## Start Source material
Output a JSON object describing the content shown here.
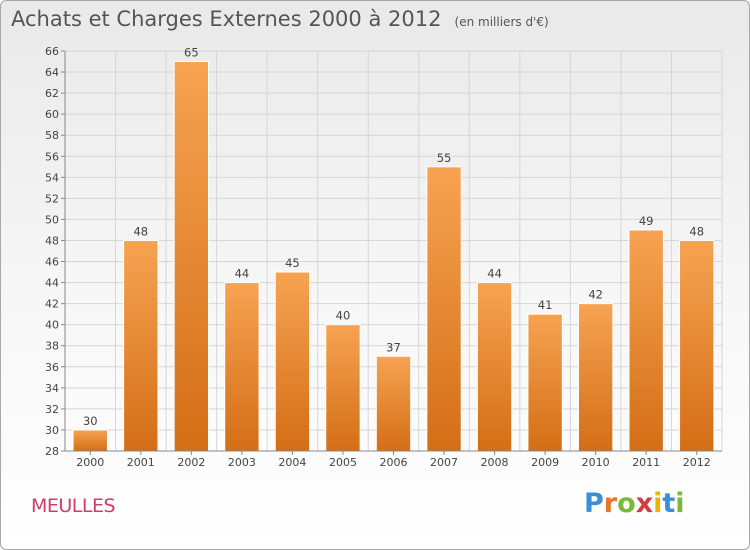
{
  "header": {
    "title": "Achats et Charges Externes 2000 à 2012",
    "unit": "(en milliers d'€)"
  },
  "footer": {
    "commune": "MEULLES",
    "brand_letters": [
      "P",
      "r",
      "o",
      "x",
      "i",
      "t",
      "i"
    ],
    "brand_colors": [
      "#3a8fd8",
      "#e8772a",
      "#7ab83a",
      "#d63a3a",
      "#f0b400",
      "#3a8fd8",
      "#7ab83a"
    ]
  },
  "colors": {
    "bar_light": "#f6a352",
    "bar_dark": "#d46e16",
    "grid": "#d6d6d6",
    "axis": "#888888"
  },
  "chart_data": {
    "type": "bar",
    "title": "Achats et Charges Externes 2000 à 2012",
    "subtitle": "(en milliers d'€)",
    "categories": [
      "2000",
      "2001",
      "2002",
      "2003",
      "2004",
      "2005",
      "2006",
      "2007",
      "2008",
      "2009",
      "2010",
      "2011",
      "2012"
    ],
    "values": [
      30,
      48,
      65,
      44,
      45,
      40,
      37,
      55,
      44,
      41,
      42,
      49,
      48
    ],
    "ylim": [
      28,
      66
    ],
    "ytick_step": 2,
    "grid": true,
    "data_labels": true
  }
}
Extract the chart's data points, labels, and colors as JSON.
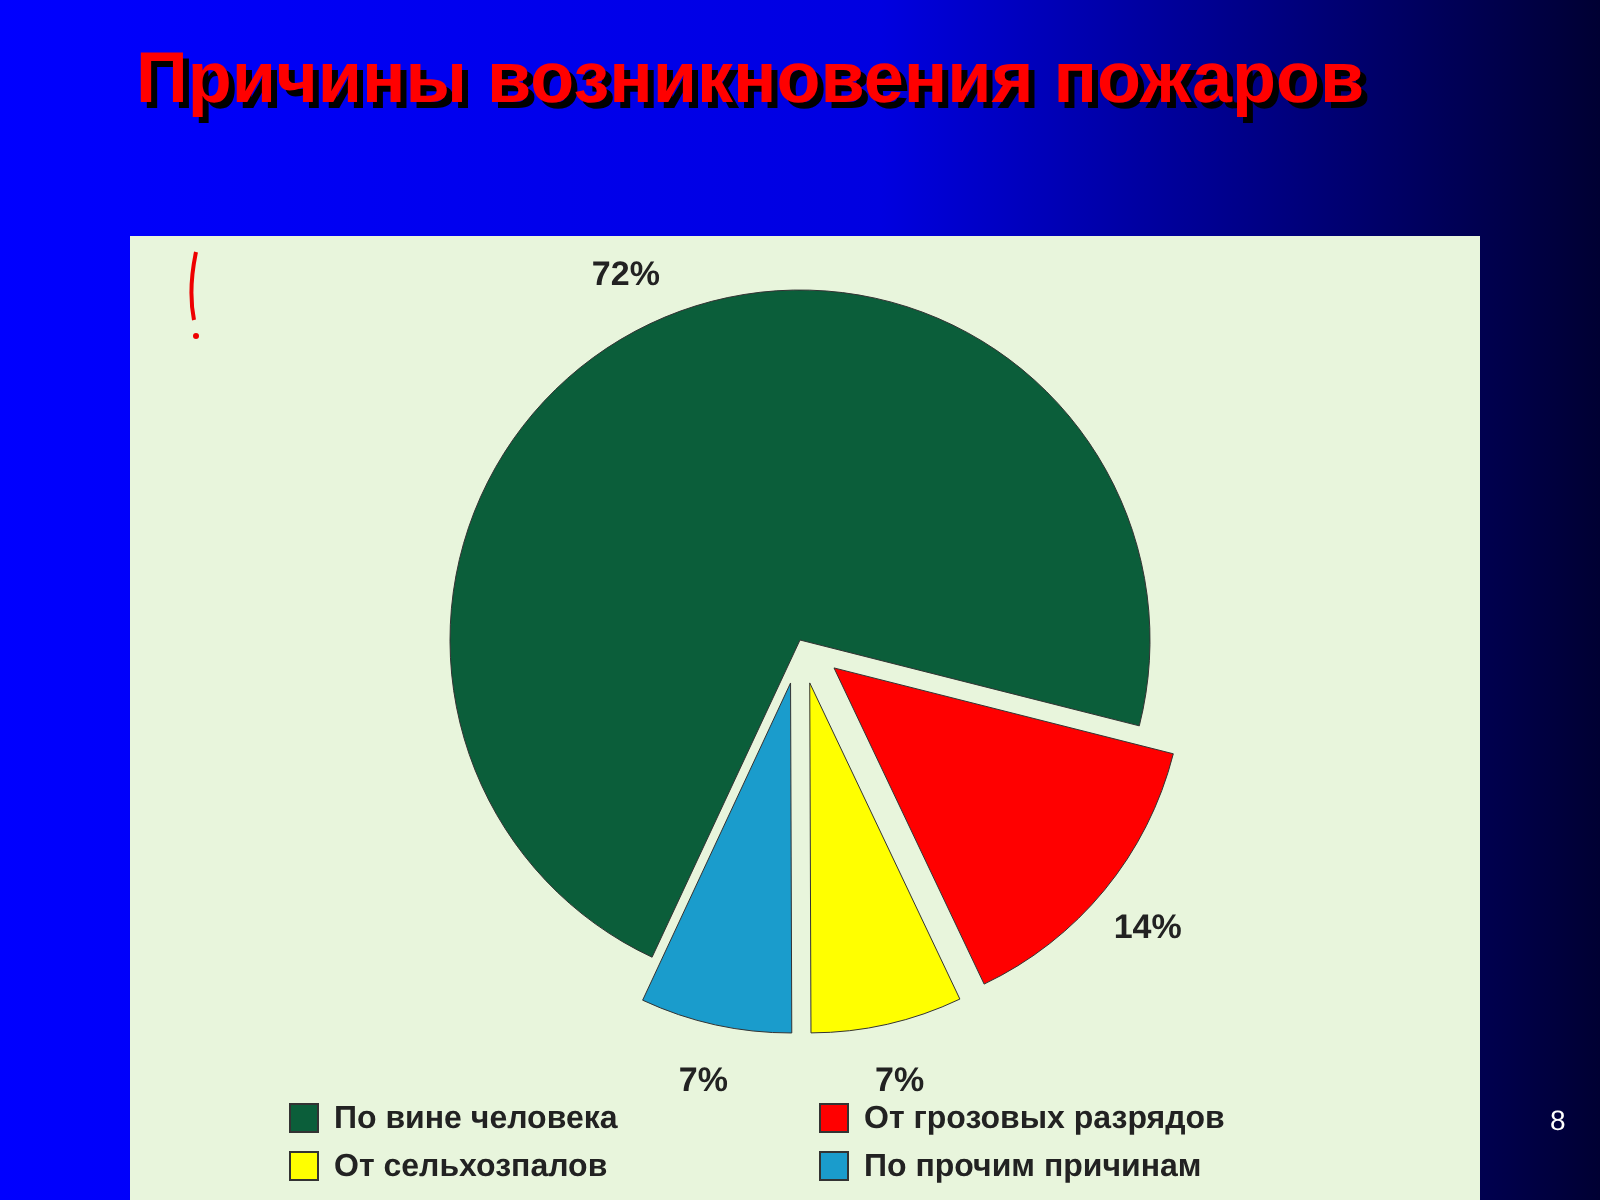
## End Source material
### Problem requirements:
Isolate the lines that hold the word "milliers" and copy all of them.

### Exercise response:
    "unit": "(en milliers d'€)"
    "subtitle": "(en milliers d'€)",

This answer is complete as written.